§ **Exercise details**: Find the lines with the string "felvi" and return them.

= = =

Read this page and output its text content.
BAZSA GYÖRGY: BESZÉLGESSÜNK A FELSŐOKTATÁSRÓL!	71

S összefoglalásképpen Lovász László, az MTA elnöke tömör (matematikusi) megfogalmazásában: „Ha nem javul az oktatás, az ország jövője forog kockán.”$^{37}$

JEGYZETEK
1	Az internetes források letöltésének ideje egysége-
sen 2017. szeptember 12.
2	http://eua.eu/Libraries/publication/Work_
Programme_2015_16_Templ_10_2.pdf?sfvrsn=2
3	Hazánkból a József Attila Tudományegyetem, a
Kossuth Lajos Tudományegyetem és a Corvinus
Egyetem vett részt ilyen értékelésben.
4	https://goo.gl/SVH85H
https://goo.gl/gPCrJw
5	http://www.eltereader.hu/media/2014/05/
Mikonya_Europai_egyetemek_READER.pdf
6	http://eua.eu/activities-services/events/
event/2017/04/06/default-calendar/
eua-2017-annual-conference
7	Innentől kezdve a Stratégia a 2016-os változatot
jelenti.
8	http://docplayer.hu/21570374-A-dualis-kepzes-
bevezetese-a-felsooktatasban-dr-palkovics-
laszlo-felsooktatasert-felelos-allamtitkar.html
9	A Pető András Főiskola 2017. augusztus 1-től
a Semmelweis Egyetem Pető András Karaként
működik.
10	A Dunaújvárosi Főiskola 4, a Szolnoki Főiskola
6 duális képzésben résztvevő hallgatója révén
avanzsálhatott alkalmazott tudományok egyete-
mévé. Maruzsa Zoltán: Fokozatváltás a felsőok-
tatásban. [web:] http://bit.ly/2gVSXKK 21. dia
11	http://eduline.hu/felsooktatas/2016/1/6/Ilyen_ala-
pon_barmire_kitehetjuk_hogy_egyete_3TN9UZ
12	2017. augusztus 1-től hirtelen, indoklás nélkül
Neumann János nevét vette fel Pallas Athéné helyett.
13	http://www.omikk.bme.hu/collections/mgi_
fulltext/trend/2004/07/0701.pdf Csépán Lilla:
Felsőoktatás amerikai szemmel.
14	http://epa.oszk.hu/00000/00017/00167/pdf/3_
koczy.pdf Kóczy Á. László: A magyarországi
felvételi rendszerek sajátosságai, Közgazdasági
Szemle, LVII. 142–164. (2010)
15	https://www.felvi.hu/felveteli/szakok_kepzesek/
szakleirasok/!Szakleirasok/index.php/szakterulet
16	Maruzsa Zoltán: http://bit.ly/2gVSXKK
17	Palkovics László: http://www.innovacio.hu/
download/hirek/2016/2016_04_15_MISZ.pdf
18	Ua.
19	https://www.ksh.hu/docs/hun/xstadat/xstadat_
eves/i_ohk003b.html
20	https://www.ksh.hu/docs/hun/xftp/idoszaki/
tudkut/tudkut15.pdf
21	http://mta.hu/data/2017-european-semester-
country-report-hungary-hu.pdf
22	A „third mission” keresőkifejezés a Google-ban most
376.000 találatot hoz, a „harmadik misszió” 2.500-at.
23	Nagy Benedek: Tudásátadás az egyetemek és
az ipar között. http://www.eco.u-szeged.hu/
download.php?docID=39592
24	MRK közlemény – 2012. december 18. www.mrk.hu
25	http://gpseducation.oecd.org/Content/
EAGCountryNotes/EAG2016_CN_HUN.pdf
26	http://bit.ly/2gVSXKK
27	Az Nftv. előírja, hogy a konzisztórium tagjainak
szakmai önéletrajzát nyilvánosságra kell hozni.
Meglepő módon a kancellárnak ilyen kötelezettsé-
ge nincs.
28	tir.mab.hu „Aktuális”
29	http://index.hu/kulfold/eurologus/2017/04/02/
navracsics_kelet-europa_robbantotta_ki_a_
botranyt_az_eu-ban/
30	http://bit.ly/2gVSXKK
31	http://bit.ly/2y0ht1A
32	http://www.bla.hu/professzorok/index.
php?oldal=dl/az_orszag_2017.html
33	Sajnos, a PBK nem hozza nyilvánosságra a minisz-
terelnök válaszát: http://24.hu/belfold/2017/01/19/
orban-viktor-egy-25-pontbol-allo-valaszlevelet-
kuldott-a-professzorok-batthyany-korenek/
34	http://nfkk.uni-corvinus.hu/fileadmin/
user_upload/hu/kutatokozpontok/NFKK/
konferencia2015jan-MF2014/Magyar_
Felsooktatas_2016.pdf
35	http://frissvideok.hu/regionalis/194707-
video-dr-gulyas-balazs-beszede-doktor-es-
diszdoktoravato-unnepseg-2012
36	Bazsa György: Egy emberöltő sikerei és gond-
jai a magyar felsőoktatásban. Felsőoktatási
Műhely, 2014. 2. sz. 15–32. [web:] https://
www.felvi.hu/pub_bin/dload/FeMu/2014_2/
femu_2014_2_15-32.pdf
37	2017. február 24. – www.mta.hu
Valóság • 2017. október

= = =

§ **Response below**:
15	https://www.felvi.hu/felveteli/szakok_kepzesek/
www.felvi.hu/pub_bin/dload/FeMu/2014_2/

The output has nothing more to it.